-- START OF Extracted material --

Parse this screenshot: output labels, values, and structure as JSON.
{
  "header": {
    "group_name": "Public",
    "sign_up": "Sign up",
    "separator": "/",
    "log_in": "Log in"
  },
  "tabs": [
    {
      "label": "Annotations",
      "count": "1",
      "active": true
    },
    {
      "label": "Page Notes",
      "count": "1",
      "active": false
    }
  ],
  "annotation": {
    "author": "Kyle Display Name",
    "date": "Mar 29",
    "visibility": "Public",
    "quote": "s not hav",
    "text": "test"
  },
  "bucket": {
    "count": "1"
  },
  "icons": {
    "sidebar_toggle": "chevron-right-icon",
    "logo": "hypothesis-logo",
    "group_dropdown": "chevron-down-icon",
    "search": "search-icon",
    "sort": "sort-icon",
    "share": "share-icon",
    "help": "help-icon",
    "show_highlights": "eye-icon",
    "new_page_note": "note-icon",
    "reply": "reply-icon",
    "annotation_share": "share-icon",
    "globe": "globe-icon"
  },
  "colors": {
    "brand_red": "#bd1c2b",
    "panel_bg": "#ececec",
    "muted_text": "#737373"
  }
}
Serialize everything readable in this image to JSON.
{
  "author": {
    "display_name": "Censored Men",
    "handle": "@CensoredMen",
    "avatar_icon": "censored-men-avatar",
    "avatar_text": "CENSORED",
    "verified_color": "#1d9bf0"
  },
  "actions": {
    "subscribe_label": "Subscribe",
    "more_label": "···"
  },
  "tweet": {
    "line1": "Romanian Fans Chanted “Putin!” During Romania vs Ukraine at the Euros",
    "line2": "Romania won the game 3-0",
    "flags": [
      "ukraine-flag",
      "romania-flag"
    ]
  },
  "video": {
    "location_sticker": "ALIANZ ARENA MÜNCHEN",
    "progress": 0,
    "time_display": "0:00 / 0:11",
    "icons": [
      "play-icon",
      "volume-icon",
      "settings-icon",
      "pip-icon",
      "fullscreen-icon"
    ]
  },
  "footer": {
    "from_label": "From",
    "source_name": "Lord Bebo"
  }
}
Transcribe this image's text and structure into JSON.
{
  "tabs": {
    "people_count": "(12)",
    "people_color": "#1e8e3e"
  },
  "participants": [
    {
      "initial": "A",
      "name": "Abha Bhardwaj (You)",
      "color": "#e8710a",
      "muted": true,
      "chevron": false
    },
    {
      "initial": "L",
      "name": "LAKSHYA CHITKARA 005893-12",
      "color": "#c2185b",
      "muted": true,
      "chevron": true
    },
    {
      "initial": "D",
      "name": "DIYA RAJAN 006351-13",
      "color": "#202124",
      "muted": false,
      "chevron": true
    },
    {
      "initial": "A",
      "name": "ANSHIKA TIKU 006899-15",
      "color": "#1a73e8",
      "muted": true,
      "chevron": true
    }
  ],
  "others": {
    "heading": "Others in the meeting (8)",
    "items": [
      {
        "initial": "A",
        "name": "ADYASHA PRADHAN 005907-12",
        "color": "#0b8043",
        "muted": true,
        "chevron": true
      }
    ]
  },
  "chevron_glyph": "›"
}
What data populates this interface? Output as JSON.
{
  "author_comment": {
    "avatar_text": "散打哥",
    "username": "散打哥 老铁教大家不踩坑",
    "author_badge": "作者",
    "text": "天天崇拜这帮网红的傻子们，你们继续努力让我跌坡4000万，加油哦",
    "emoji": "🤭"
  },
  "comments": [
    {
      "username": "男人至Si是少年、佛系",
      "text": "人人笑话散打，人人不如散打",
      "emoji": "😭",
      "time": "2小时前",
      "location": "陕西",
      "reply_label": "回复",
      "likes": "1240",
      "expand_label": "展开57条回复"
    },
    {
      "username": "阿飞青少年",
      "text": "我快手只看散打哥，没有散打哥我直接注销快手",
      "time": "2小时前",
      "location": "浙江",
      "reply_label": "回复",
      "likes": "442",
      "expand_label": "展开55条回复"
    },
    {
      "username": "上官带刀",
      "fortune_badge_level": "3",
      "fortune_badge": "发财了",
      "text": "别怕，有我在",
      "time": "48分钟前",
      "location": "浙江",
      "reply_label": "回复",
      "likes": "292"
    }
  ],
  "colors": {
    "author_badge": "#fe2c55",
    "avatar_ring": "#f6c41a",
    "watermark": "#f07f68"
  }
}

-- END OF Extracted material --

Brief: Copy the data above exactly. Every line must be included.

Final result:
Parse this screenshot: output labels, values, and structure as JSON.
{
  "header": {
    "group_name": "Public",
    "sign_up": "Sign up",
    "separator": "/",
    "log_in": "Log in"
  },
  "tabs": [
    {
      "label": "Annotations",
      "count": "1",
      "active": true
    },
    {
      "label": "Page Notes",
      "count": "1",
      "active": false
    }
  ],
  "annotation": {
    "author": "Kyle Display Name",
    "date": "Mar 29",
    "visibility": "Public",
    "quote": "s not hav",
    "text": "test"
  },
  "bucket": {
    "count": "1"
  },
  "icons": {
    "sidebar_toggle": "chevron-right-icon",
    "logo": "hypothesis-logo",
    "group_dropdown": "chevron-down-icon",
    "search": "search-icon",
    "sort": "sort-icon",
    "share": "share-icon",
    "help": "help-icon",
    "show_highlights": "eye-icon",
    "new_page_note": "note-icon",
    "reply": "reply-icon",
    "annotation_share": "share-icon",
    "globe": "globe-icon"
  },
  "colors": {
    "brand_red": "#bd1c2b",
    "panel_bg": "#ececec",
    "muted_text": "#737373"
  }
}
Serialize everything readable in this image to JSON.
{
  "author": {
    "display_name": "Censored Men",
    "handle": "@CensoredMen",
    "avatar_icon": "censored-men-avatar",
    "avatar_text": "CENSORED",
    "verified_color": "#1d9bf0"
  },
  "actions": {
    "subscribe_label": "Subscribe",
    "more_label": "···"
  },
  "tweet": {
    "line1": "Romanian Fans Chanted “Putin!” During Romania vs Ukraine at the Euros",
    "line2": "Romania won the game 3-0",
    "flags": [
      "ukraine-flag",
      "romania-flag"
    ]
  },
  "video": {
    "location_sticker": "ALIANZ ARENA MÜNCHEN",
    "progress": 0,
    "time_display": "0:00 / 0:11",
    "icons": [
      "play-icon",
      "volume-icon",
      "settings-icon",
      "pip-icon",
      "fullscreen-icon"
    ]
  },
  "footer": {
    "from_label": "From",
    "source_name": "Lord Bebo"
  }
}
Transcribe this image's text and structure into JSON.
{
  "tabs": {
    "people_count": "(12)",
    "people_color": "#1e8e3e"
  },
  "participants": [
    {
      "initial": "A",
      "name": "Abha Bhardwaj (You)",
      "color": "#e8710a",
      "muted": true,
      "chevron": false
    },
    {
      "initial": "L",
      "name": "LAKSHYA CHITKARA 005893-12",
      "color": "#c2185b",
      "muted": true,
      "chevron": true
    },
    {
      "initial": "D",
      "name": "DIYA RAJAN 006351-13",
      "color": "#202124",
      "muted": false,
      "chevron": true
    },
    {
      "initial": "A",
      "name": "ANSHIKA TIKU 006899-15",
      "color": "#1a73e8",
      "muted": true,
      "chevron": true
    }
  ],
  "others": {
    "heading": "Others in the meeting (8)",
    "items": [
      {
        "initial": "A",
        "name": "ADYASHA PRADHAN 005907-12",
        "color": "#0b8043",
        "muted": true,
        "chevron": true
      }
    ]
  },
  "chevron_glyph": "›"
}
What data populates this interface? Output as JSON.
{
  "author_comment": {
    "avatar_text": "散打哥",
    "username": "散打哥 老铁教大家不踩坑",
    "author_badge": "作者",
    "text": "天天崇拜这帮网红的傻子们，你们继续努力让我跌坡4000万，加油哦",
    "emoji": "🤭"
  },
  "comments": [
    {
      "username": "男人至Si是少年、佛系",
      "text": "人人笑话散打，人人不如散打",
      "emoji": "😭",
      "time": "2小时前",
      "location": "陕西",
      "reply_label": "回复",
      "likes": "1240",
      "expand_label": "展开57条回复"
    },
    {
      "username": "阿飞青少年",
      "text": "我快手只看散打哥，没有散打哥我直接注销快手",
      "time": "2小时前",
      "location": "浙江",
      "reply_label": "回复",
      "likes": "442",
      "expand_label": "展开55条回复"
    },
    {
      "username": "上官带刀",
      "fortune_badge_level": "3",
      "fortune_badge": "发财了",
      "text": "别怕，有我在",
      "time": "48分钟前",
      "location": "浙江",
      "reply_label": "回复",
      "likes": "292"
    }
  ],
  "colors": {
    "author_badge": "#fe2c55",
    "avatar_ring": "#f6c41a",
    "watermark": "#f07f68"
  }
}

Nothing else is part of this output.